===== Material shown
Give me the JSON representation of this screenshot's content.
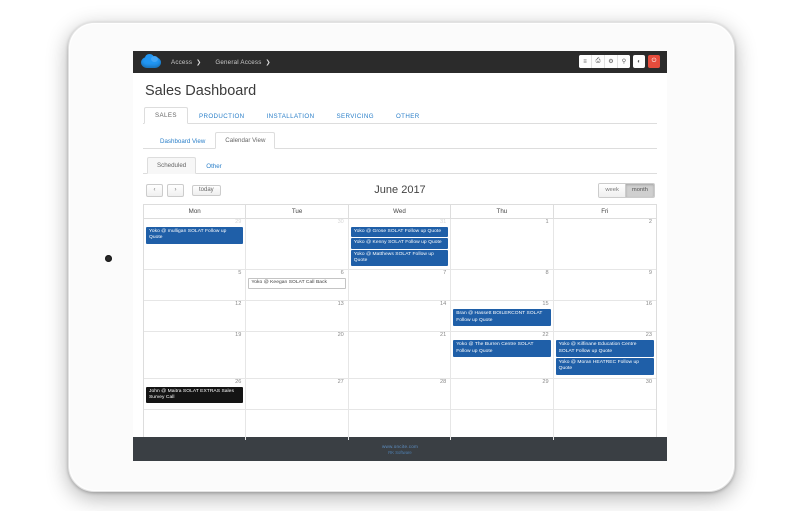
{
  "topbar": {
    "logo_name": "cloud-logo",
    "breadcrumbs": [
      {
        "label": "Access",
        "chevron": "❯"
      },
      {
        "label": "General Access",
        "chevron": "❯"
      }
    ],
    "buttons": [
      {
        "name": "list-icon",
        "glyph": "≡"
      },
      {
        "name": "print-icon",
        "glyph": "⎙"
      },
      {
        "name": "help-icon",
        "glyph": "⚙"
      },
      {
        "name": "search-icon",
        "glyph": "⚲"
      }
    ],
    "contrast_button": {
      "name": "contrast-icon",
      "glyph": "◐"
    },
    "power_button": {
      "name": "power-icon",
      "glyph": "⏻"
    },
    "accent_red": "#e74c3c",
    "accent_blue": "#2196f3"
  },
  "page": {
    "title": "Sales Dashboard"
  },
  "main_tabs": [
    {
      "label": "SALES",
      "active": true
    },
    {
      "label": "PRODUCTION",
      "active": false
    },
    {
      "label": "INSTALLATION",
      "active": false
    },
    {
      "label": "SERVICING",
      "active": false
    },
    {
      "label": "OTHER",
      "active": false
    }
  ],
  "sub_tabs": [
    {
      "label": "Dashboard View",
      "active": false
    },
    {
      "label": "Calendar View",
      "active": true
    }
  ],
  "pill_tabs": [
    {
      "label": "Scheduled",
      "active": true
    },
    {
      "label": "Other",
      "active": false
    }
  ],
  "calendar_toolbar": {
    "prev_label": "‹",
    "next_label": "›",
    "today_label": "today",
    "title": "June 2017",
    "views": [
      {
        "label": "week",
        "active": false
      },
      {
        "label": "month",
        "active": true
      }
    ]
  },
  "calendar": {
    "day_headers": [
      "Mon",
      "Tue",
      "Wed",
      "Thu",
      "Fri"
    ],
    "weeks": [
      {
        "days": [
          {
            "num": "29",
            "muted": true,
            "events": [
              {
                "title": "Yoko @ mulligan SOLAT Follow up Quote",
                "style": "blue"
              }
            ]
          },
          {
            "num": "30",
            "muted": true,
            "events": []
          },
          {
            "num": "31",
            "muted": true,
            "events": [
              {
                "title": "Yoko @ Grose SOLAT Follow up Quote",
                "style": "blue"
              },
              {
                "title": "Yoko @ Kenny SOLAT Follow up Quote",
                "style": "blue"
              },
              {
                "title": "Yoko @ Matthews SOLAT Follow up Quote",
                "style": "blue"
              }
            ]
          },
          {
            "num": "1",
            "muted": false,
            "events": []
          },
          {
            "num": "2",
            "muted": false,
            "events": []
          }
        ]
      },
      {
        "days": [
          {
            "num": "5",
            "muted": false,
            "events": []
          },
          {
            "num": "6",
            "muted": false,
            "events": [
              {
                "title": "Yoko @ Keegan SOLAT Call Back",
                "style": "white"
              }
            ]
          },
          {
            "num": "7",
            "muted": false,
            "events": []
          },
          {
            "num": "8",
            "muted": false,
            "events": []
          },
          {
            "num": "9",
            "muted": false,
            "events": []
          }
        ]
      },
      {
        "days": [
          {
            "num": "12",
            "muted": false,
            "events": []
          },
          {
            "num": "13",
            "muted": false,
            "events": []
          },
          {
            "num": "14",
            "muted": false,
            "events": []
          },
          {
            "num": "15",
            "muted": false,
            "events": [
              {
                "title": "Bran @ Hassett BOILERCONT SOLAT Follow up Quote",
                "style": "blue"
              }
            ]
          },
          {
            "num": "16",
            "muted": false,
            "events": []
          }
        ]
      },
      {
        "days": [
          {
            "num": "19",
            "muted": false,
            "events": []
          },
          {
            "num": "20",
            "muted": false,
            "events": []
          },
          {
            "num": "21",
            "muted": false,
            "events": []
          },
          {
            "num": "22",
            "muted": false,
            "events": [
              {
                "title": "Yoko @ The Burren Centre SOLAT Follow up Quote",
                "style": "blue"
              }
            ]
          },
          {
            "num": "23",
            "muted": false,
            "events": [
              {
                "title": "Yoko @ Kilfinane Education Centre SOLAT Follow up Quote",
                "style": "blue"
              },
              {
                "title": "Yoko @ Moran HEATREC Follow up Quote",
                "style": "blue"
              }
            ]
          }
        ]
      },
      {
        "days": [
          {
            "num": "26",
            "muted": false,
            "events": [
              {
                "title": "John @ Maitra SOLAT EXTRAS Sales Survey Call",
                "style": "black"
              }
            ]
          },
          {
            "num": "27",
            "muted": false,
            "events": []
          },
          {
            "num": "28",
            "muted": false,
            "events": []
          },
          {
            "num": "29",
            "muted": false,
            "events": []
          },
          {
            "num": "30",
            "muted": false,
            "events": []
          }
        ]
      },
      {
        "days": [
          {
            "num": "",
            "muted": true,
            "events": []
          },
          {
            "num": "",
            "muted": true,
            "events": []
          },
          {
            "num": "",
            "muted": true,
            "events": []
          },
          {
            "num": "",
            "muted": true,
            "events": []
          },
          {
            "num": "",
            "muted": true,
            "events": []
          }
        ]
      }
    ]
  },
  "footer": {
    "link": "www.oncite.com",
    "sub": "RK Software"
  }
}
==========
# [Your task]
Copy all lines of the listing above that contain the string "icon".

# [Complete answer]
        "name": "list-icon",
        "name": "print-icon",
        "name": "help-icon",
        "name": "search-icon",
      "name": "contrast-icon",
      "name": "power-icon",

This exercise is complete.